→ Given instruction: Search the data below for "about"; list each line that holds it.

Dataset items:
--------------------------------

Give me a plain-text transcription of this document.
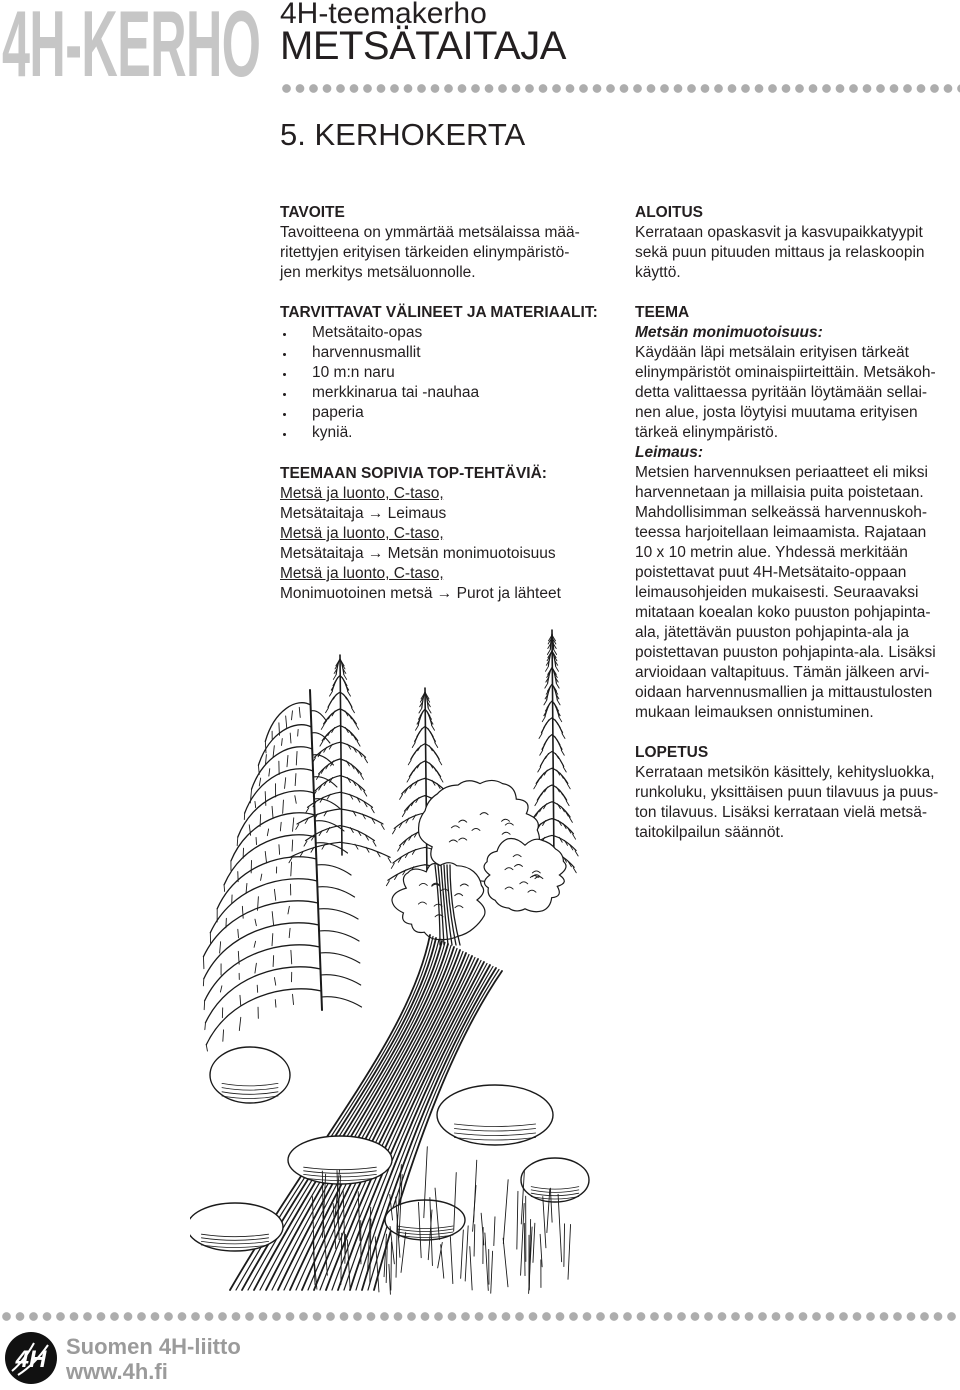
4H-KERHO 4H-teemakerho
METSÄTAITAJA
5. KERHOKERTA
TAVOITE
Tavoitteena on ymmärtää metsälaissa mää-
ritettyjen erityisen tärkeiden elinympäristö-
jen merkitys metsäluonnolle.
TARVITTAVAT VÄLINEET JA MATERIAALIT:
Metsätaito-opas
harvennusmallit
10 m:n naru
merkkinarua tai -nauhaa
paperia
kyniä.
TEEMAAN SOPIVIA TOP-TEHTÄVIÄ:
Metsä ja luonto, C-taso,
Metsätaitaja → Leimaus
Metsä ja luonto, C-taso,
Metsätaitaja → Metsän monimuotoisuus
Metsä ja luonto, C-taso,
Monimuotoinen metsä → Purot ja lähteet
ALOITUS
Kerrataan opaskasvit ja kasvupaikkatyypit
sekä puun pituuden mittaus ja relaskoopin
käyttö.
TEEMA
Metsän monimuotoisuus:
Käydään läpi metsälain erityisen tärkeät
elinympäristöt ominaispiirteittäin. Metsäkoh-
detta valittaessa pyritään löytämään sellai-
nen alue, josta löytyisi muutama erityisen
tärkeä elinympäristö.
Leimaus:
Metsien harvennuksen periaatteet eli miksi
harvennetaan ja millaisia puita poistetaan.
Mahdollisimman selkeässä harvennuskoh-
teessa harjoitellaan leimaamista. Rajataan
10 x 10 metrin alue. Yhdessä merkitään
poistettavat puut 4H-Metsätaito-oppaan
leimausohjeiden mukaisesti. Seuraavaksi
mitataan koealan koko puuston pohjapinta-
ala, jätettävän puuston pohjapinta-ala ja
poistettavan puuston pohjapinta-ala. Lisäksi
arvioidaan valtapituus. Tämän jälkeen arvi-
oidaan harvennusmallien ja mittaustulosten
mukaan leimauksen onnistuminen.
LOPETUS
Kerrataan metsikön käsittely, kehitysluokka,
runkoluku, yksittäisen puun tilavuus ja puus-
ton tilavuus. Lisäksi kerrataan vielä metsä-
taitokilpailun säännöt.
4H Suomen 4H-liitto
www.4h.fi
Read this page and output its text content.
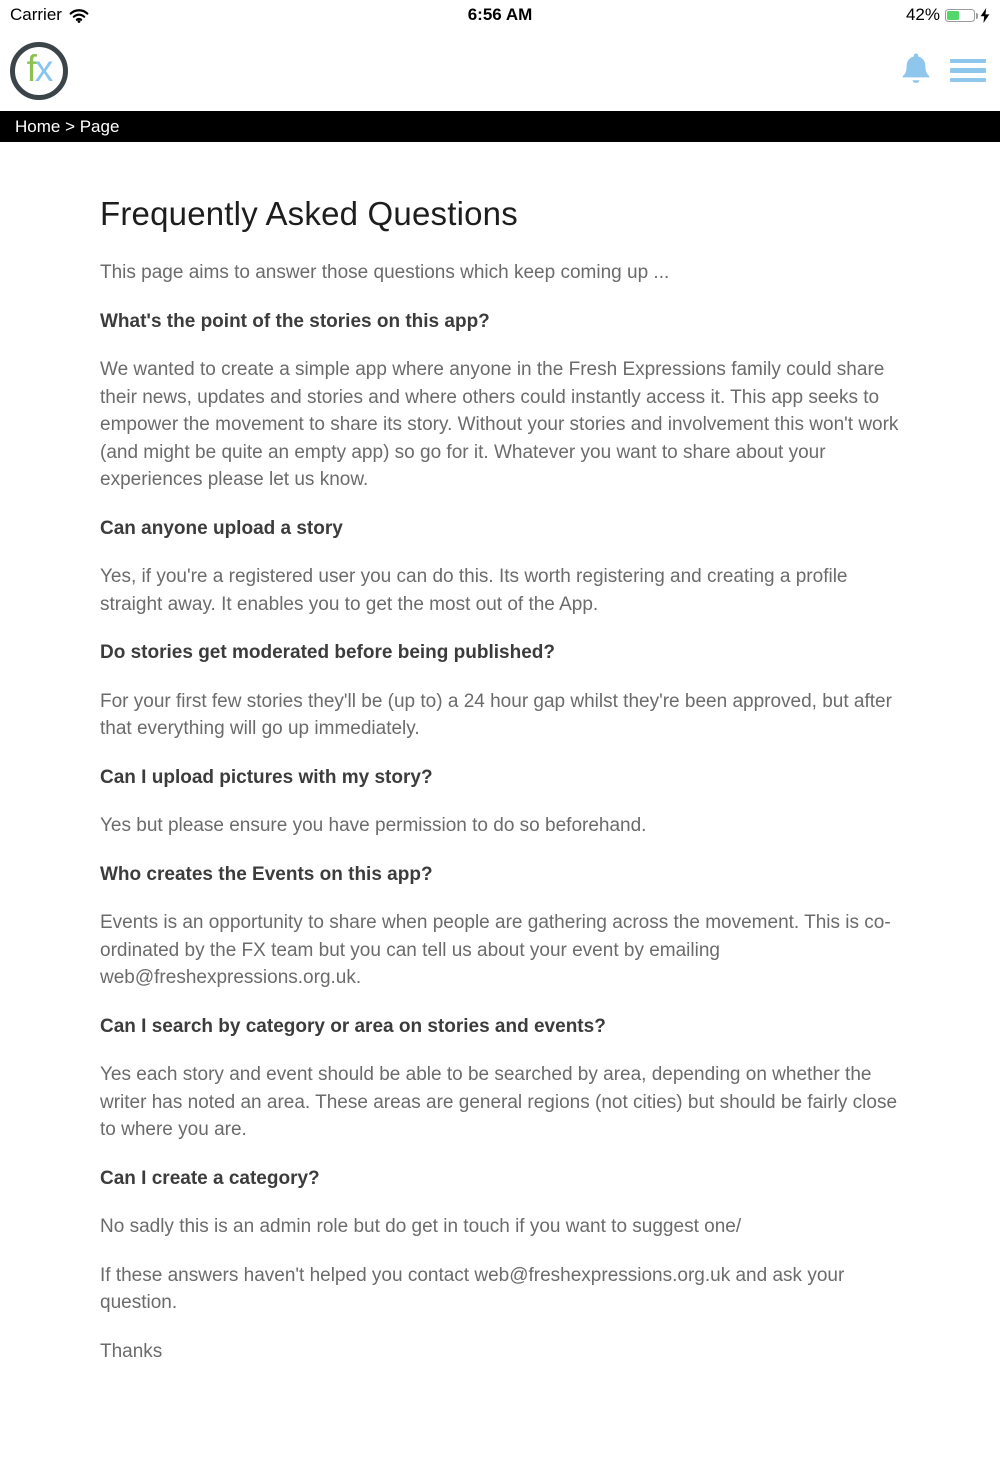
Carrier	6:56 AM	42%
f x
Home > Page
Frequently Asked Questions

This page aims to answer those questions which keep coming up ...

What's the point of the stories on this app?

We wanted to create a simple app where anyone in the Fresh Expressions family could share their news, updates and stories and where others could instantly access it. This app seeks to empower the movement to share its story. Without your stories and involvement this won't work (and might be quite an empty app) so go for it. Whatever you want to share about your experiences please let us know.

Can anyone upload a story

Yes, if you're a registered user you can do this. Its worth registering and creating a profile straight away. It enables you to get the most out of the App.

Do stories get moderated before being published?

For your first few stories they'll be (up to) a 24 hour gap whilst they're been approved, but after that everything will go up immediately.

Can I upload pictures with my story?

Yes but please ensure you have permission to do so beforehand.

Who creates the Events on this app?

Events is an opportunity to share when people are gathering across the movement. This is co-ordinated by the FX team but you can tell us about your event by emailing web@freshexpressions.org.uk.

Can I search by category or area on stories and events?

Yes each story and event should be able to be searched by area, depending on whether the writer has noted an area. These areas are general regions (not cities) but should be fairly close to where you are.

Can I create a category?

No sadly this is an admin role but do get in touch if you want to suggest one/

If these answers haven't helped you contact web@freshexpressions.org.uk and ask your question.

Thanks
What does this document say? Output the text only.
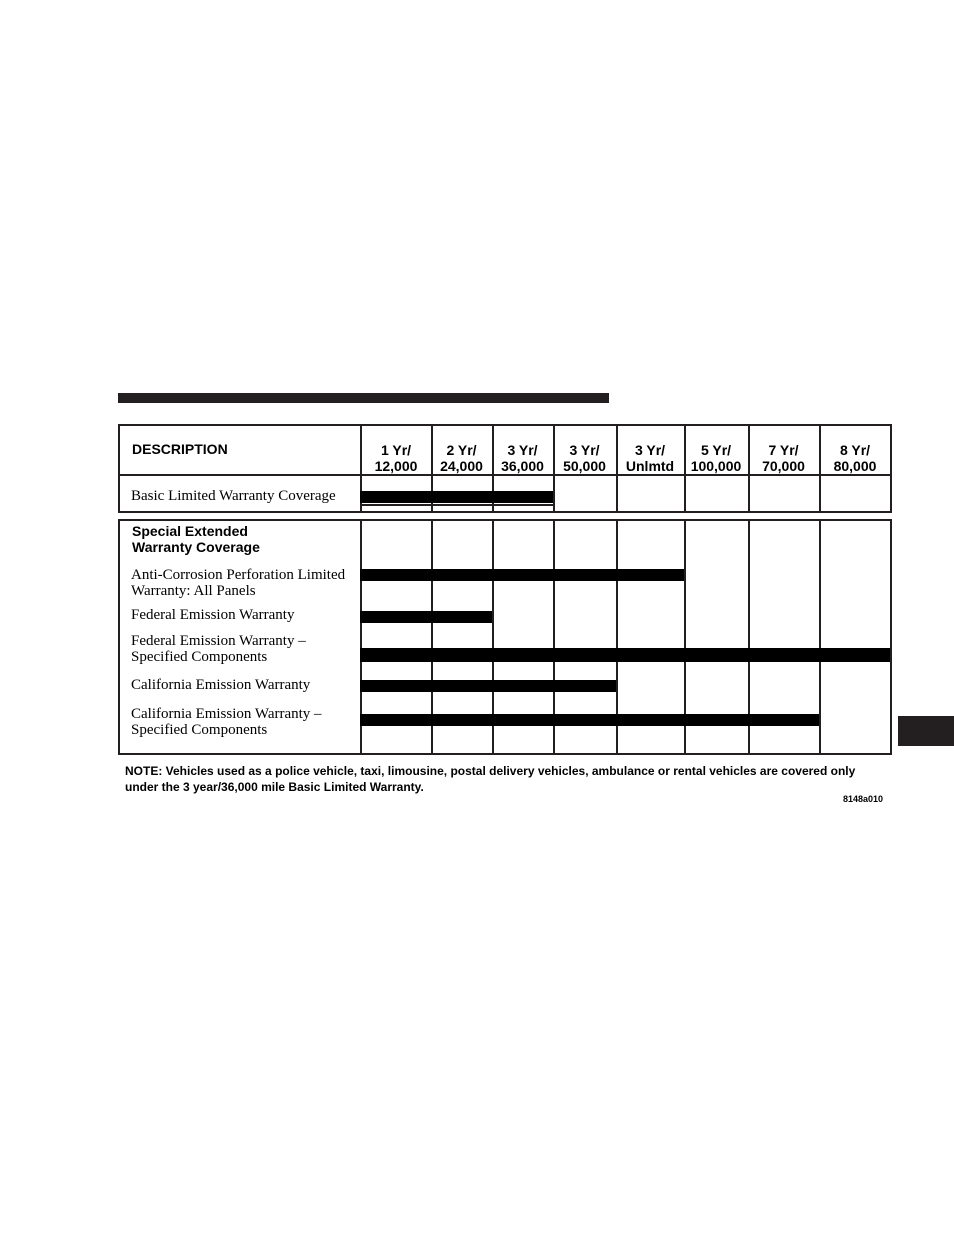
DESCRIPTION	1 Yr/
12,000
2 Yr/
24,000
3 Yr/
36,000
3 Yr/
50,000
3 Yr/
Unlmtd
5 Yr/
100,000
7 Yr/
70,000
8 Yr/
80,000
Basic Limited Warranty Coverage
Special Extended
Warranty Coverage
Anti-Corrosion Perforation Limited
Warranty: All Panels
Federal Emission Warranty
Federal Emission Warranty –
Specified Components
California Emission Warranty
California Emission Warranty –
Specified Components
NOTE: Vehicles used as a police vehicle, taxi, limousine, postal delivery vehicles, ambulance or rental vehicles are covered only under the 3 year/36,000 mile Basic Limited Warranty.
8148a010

--------------------------------

→ Written answer:
We wanted to create a simple app where anyone in the Fresh Expressions family could share their news, updates and stories and where others could instantly access it. This app seeks to empower the movement to share its story. Without your stories and involvement this won't work (and might be quite an empty app) so go for it. Whatever you want to share about your experiences please let us know.
Events is an opportunity to share when people are gathering across the movement. This is co-ordinated by the FX team but you can tell us about your event by emailing web@freshexpressions.org.uk.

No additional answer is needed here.